Copy each line containing the word "Wederkeer" from the records that follow, please.

══ Stored records ══

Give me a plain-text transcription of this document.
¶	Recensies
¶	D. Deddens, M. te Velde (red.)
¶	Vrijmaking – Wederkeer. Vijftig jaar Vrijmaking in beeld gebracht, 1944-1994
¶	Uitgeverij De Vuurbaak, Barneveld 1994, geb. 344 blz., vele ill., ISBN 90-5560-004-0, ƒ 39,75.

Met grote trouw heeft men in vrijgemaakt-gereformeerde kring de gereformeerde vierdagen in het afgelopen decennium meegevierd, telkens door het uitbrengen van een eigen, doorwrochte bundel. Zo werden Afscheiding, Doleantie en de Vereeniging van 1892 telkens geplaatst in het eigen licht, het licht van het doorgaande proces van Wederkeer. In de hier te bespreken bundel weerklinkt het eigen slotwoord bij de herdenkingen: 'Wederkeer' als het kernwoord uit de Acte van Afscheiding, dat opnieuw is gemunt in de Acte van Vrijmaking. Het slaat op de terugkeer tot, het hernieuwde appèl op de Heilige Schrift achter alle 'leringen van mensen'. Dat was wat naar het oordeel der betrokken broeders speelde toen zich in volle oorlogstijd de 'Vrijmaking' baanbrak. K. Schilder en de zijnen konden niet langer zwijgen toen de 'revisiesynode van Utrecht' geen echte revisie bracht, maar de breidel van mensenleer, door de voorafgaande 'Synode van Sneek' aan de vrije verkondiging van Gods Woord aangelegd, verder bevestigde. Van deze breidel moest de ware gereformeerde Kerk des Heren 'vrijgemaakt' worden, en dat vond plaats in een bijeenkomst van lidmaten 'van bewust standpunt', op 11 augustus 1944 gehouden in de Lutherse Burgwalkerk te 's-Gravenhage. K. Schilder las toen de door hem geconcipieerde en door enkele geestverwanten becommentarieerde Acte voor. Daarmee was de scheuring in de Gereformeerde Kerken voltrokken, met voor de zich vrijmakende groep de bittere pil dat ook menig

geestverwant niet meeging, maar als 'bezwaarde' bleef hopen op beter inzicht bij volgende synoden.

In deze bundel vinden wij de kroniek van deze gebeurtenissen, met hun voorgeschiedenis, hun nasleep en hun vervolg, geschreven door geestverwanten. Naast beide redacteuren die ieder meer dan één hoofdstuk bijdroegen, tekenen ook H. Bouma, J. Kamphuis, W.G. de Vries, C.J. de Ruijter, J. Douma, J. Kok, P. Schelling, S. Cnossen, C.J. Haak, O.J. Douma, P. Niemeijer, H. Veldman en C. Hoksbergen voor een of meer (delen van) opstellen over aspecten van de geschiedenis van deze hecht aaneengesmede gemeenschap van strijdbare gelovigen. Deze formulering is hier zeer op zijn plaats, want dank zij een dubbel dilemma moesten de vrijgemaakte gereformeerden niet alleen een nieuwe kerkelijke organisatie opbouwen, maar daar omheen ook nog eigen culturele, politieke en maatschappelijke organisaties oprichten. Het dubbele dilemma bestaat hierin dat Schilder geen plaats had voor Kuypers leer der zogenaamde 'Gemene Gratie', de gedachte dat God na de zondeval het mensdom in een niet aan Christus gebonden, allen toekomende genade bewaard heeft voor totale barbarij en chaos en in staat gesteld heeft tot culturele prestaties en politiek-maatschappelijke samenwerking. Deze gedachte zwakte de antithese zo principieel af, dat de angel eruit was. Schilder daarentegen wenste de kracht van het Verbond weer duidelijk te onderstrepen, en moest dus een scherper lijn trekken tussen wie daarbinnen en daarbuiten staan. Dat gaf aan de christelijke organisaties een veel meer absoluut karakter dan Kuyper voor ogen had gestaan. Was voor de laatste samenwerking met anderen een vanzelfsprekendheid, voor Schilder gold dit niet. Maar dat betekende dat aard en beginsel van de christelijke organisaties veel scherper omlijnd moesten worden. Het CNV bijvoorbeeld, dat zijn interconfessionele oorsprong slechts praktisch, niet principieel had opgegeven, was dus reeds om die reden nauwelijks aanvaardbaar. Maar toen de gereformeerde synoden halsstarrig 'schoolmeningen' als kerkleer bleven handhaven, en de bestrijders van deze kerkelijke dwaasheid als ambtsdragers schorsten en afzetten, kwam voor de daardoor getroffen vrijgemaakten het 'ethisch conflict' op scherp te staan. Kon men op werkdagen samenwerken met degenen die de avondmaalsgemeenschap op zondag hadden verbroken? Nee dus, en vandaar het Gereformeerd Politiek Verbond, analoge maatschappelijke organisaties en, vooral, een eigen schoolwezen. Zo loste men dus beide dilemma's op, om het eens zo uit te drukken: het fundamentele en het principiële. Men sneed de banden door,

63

═══

- [Answer below]
¶	Vrijmaking – Wederkeer. Vijftig jaar Vrijmaking in beeld gebracht, 1944-1994
Met grote trouw heeft men in vrijgemaakt-gereformeerde kring de gereformeerde vierdagen in het afgelopen decennium meegevierd, telkens door het uitbrengen van een eigen, doorwrochte bundel. Zo werden Afscheiding, Doleantie en de Vereeniging van 1892 telkens geplaatst in het eigen licht, het licht van het doorgaande proces van Wederkeer. In de hier te bespreken bundel weerklinkt het eigen slotwoord bij de herdenkingen: 'Wederkeer' als het kernwoord uit de Acte van Afscheiding, dat opnieuw is gemunt in de Acte van Vrijmaking. Het slaat op de terugkeer tot, het hernieuwde appèl op de Heilige Schrift achter alle 'leringen van mensen'. Dat was wat naar het oordeel der betrokken broeders speelde toen zich in volle oorlogstijd de 'Vrijmaking' baanbrak. K. Schilder en de zijnen konden niet langer zwijgen toen de 'revisiesynode van Utrecht' geen echte revisie bracht, maar de breidel van mensenleer, door de voorafgaande 'Synode van Sneek' aan de vrije verkondiging van Gods Woord aangelegd, verder bevestigde. Van deze breidel moest de ware gereformeerde Kerk des Heren 'vrijgemaakt' worden, en dat vond plaats in een bijeenkomst van lidmaten 'van bewust standpunt', op 11 augustus 1944 gehouden in de Lutherse Burgwalkerk te 's-Gravenhage. K. Schilder las toen de door hem geconcipieerde en door enkele geestverwanten becommentarieerde Acte voor. Daarmee was de scheuring in de Gereformeerde Kerken voltrokken, met voor de zich vrijmakende groep de bittere pil dat ook menig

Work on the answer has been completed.